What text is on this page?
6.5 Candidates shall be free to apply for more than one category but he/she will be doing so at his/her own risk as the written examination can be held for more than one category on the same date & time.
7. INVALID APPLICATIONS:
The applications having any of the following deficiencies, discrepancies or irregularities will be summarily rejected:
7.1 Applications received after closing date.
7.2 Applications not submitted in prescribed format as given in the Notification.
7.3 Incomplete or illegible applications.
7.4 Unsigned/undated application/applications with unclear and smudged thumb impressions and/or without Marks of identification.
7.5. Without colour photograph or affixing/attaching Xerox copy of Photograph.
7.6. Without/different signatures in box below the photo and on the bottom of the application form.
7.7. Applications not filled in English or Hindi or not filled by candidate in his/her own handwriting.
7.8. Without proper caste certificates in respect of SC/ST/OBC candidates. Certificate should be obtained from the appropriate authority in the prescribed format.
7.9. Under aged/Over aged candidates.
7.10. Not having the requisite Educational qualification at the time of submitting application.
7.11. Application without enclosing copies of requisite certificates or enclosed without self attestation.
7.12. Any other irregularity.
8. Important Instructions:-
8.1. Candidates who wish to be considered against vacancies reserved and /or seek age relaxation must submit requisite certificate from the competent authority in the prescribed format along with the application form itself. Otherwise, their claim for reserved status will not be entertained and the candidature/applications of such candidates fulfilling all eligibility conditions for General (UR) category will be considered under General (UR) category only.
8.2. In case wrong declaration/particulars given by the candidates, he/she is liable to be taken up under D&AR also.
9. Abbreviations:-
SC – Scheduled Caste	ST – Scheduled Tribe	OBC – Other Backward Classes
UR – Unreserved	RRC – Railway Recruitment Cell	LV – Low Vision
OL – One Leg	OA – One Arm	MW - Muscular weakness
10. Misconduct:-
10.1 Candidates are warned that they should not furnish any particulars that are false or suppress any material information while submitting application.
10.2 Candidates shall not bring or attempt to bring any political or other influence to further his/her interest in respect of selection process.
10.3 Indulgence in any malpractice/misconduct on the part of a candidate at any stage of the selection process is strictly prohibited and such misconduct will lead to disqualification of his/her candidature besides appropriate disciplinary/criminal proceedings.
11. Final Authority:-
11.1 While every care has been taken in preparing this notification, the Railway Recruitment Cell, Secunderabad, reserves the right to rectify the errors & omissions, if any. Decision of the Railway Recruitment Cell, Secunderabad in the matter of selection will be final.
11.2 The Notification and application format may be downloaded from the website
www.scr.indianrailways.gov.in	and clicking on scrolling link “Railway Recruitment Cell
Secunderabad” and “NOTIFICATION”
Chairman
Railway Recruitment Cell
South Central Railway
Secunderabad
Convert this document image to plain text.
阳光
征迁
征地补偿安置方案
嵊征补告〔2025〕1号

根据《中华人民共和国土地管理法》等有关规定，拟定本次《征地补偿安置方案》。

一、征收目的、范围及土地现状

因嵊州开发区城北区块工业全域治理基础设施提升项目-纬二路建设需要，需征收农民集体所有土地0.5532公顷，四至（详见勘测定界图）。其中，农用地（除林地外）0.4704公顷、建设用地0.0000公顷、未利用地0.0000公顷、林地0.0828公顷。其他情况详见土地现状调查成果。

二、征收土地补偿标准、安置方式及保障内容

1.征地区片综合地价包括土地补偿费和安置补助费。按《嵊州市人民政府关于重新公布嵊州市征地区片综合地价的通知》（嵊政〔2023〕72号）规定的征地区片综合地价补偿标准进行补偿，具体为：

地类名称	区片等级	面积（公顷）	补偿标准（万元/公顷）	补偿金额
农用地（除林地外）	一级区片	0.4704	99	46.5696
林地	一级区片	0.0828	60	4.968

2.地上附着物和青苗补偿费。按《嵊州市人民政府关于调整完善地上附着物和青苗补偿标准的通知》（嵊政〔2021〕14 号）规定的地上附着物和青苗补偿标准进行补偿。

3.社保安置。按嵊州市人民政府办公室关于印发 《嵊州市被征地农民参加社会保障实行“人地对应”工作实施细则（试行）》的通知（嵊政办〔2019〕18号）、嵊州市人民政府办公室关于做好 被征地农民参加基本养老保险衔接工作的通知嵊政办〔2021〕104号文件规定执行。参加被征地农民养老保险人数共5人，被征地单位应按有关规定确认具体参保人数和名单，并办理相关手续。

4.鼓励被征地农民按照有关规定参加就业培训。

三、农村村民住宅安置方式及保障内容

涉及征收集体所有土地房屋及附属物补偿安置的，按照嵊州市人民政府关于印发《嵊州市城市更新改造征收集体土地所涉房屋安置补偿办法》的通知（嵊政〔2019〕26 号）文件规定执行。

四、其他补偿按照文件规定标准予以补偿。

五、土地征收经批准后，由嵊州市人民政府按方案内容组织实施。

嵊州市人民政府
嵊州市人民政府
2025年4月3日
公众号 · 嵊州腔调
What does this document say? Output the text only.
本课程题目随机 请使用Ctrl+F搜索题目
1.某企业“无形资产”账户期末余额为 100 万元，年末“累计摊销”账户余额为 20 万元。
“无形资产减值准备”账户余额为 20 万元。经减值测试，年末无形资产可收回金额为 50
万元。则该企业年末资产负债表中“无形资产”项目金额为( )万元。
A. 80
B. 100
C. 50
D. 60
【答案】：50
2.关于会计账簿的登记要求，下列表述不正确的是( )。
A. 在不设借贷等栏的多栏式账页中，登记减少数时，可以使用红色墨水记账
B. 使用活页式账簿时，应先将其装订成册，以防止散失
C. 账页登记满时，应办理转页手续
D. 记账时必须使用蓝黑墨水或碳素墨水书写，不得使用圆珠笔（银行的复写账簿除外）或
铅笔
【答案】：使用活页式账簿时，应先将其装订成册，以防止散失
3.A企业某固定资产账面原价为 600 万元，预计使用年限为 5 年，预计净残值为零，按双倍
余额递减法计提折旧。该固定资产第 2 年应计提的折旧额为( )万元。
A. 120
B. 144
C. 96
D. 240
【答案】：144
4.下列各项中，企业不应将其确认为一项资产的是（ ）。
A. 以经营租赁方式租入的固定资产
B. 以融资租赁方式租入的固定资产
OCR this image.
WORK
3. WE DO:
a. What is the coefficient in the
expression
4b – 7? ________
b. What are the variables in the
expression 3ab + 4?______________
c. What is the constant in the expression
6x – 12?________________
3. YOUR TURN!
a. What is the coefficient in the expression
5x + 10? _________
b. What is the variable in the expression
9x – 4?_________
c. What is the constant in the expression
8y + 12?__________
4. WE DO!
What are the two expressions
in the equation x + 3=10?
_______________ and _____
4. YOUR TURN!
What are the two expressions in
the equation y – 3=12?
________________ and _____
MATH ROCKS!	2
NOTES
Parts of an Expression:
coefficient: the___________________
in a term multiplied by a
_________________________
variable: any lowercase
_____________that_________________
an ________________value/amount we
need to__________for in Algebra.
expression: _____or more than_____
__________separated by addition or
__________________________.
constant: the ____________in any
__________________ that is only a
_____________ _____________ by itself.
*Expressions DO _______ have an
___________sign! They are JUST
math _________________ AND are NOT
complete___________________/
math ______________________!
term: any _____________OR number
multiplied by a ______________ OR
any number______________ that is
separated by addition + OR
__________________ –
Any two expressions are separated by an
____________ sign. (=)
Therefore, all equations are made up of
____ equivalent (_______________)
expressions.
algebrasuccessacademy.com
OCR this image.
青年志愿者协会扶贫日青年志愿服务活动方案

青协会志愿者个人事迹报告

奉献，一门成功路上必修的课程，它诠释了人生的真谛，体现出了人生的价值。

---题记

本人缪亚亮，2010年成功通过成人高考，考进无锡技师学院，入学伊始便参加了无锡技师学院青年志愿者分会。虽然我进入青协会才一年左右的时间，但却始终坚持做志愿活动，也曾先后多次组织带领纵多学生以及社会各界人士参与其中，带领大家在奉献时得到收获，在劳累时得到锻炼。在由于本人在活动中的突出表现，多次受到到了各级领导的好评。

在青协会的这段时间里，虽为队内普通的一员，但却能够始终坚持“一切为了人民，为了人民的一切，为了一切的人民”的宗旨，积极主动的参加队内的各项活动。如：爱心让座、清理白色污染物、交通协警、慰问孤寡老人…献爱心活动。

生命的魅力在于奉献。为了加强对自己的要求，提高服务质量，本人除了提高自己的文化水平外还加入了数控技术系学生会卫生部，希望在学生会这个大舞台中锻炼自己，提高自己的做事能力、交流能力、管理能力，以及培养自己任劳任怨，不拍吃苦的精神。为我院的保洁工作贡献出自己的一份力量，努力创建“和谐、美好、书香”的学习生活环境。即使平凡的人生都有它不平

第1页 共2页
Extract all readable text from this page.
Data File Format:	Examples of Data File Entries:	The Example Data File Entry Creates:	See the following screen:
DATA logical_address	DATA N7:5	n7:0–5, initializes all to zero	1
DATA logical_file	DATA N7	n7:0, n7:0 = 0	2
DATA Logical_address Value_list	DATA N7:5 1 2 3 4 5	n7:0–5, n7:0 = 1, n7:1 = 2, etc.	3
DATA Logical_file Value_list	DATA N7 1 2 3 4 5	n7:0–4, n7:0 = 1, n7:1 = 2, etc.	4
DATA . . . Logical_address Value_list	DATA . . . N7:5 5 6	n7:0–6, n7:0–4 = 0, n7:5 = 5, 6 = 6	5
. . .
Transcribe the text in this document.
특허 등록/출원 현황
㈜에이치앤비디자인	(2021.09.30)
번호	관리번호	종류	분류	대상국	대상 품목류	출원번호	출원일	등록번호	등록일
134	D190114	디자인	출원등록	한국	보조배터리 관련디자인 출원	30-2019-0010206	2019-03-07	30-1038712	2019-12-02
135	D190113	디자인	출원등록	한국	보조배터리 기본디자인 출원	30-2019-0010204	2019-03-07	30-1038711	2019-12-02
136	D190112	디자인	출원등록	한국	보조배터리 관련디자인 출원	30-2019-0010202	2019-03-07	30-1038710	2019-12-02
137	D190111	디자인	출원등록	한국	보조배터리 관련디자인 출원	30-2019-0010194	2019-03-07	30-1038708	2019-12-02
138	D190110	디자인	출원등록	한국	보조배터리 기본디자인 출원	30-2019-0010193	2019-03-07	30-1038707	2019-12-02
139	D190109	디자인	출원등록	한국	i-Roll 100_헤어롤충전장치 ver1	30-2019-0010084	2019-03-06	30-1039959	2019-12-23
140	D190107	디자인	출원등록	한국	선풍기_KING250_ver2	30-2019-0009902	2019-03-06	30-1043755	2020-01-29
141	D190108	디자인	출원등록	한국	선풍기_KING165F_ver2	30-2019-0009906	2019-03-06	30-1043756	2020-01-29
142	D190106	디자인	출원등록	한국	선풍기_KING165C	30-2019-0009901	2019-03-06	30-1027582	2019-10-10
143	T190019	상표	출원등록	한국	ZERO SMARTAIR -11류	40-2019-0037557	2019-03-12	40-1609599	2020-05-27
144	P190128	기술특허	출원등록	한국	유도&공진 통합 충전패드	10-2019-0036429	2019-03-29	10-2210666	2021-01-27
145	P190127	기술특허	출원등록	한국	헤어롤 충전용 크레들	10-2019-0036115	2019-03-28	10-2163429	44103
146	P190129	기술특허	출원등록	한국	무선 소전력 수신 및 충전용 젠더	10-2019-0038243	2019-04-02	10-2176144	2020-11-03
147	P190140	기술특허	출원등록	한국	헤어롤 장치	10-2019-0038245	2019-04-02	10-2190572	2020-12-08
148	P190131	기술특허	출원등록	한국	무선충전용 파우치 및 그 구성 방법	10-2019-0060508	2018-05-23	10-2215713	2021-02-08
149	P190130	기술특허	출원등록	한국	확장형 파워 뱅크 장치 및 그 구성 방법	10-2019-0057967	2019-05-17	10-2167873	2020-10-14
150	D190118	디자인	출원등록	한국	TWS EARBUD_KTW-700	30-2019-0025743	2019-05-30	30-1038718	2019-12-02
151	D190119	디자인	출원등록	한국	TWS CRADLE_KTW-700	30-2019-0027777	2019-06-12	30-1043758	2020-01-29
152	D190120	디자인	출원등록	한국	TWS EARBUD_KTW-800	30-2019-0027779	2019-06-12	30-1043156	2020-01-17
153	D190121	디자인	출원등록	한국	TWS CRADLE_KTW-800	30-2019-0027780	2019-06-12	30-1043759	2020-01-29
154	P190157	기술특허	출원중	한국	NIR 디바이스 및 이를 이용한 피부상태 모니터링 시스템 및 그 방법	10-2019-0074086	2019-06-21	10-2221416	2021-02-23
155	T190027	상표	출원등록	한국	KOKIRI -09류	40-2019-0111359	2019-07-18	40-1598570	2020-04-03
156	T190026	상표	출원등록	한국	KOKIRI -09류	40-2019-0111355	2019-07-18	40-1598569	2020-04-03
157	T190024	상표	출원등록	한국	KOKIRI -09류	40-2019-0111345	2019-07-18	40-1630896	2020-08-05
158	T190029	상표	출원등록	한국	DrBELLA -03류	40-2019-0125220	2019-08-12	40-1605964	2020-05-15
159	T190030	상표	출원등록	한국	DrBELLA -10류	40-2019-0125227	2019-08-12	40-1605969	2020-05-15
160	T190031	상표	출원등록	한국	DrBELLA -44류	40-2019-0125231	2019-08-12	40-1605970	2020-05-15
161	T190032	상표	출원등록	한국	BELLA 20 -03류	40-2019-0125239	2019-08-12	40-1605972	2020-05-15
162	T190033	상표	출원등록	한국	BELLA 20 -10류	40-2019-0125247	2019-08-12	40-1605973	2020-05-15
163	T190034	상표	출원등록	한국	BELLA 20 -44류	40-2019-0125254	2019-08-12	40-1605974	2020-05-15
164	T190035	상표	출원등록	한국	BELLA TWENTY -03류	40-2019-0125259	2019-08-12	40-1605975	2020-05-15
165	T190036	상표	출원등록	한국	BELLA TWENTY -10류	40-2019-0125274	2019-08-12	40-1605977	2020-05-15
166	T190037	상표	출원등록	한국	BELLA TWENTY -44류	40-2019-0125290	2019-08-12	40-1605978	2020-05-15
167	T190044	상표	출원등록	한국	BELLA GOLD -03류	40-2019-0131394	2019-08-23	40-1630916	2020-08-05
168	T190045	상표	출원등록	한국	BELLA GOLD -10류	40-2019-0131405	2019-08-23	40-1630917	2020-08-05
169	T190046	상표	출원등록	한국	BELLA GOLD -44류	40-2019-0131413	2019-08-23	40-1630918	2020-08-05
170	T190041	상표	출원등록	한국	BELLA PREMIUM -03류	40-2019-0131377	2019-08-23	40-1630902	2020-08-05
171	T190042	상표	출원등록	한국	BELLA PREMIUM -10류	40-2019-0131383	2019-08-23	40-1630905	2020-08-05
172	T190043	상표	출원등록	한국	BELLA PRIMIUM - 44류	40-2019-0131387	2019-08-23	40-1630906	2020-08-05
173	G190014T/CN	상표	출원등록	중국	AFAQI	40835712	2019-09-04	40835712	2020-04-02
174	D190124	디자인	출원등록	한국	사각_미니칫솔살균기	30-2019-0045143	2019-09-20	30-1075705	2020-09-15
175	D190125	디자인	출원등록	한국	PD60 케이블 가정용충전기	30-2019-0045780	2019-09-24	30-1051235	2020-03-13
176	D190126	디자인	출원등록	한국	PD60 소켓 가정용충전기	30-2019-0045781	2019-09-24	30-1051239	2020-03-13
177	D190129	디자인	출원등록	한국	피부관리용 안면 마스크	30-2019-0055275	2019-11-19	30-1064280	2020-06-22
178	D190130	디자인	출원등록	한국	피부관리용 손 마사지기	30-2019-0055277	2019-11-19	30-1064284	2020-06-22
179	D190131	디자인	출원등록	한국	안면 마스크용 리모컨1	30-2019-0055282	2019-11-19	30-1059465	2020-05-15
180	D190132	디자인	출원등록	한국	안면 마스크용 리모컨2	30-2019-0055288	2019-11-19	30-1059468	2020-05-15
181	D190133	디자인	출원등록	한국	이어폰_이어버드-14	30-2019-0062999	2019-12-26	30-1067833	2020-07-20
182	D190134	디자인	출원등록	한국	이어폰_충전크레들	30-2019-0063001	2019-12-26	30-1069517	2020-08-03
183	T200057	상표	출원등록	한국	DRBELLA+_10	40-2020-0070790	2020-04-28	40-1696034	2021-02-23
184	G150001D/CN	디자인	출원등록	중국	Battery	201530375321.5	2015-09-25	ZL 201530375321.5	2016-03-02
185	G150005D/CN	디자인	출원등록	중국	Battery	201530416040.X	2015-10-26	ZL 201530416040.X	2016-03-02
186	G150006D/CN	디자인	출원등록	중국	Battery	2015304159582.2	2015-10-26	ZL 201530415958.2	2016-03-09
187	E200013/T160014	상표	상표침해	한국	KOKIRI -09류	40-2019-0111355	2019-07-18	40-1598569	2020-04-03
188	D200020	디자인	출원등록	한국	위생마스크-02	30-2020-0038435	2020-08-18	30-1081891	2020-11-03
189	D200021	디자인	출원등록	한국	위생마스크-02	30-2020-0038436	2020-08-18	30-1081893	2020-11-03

◆ **PROBLEM**: Point out every line holding the string "Railway" and copy it.

◆ **WRITTEN ANSWER**:
UR – Unreserved	RRC – Railway Recruitment Cell	LV – Low Vision
11.1 While every care has been taken in preparing this notification, the Railway Recruitment Cell, Secunderabad, reserves the right to rectify the errors & omissions, if any. Decision of the Railway Recruitment Cell, Secunderabad in the matter of selection will be final.
www.scr.indianrailways.gov.in	and clicking on scrolling link “Railway Recruitment Cell
Railway Recruitment Cell
South Central Railway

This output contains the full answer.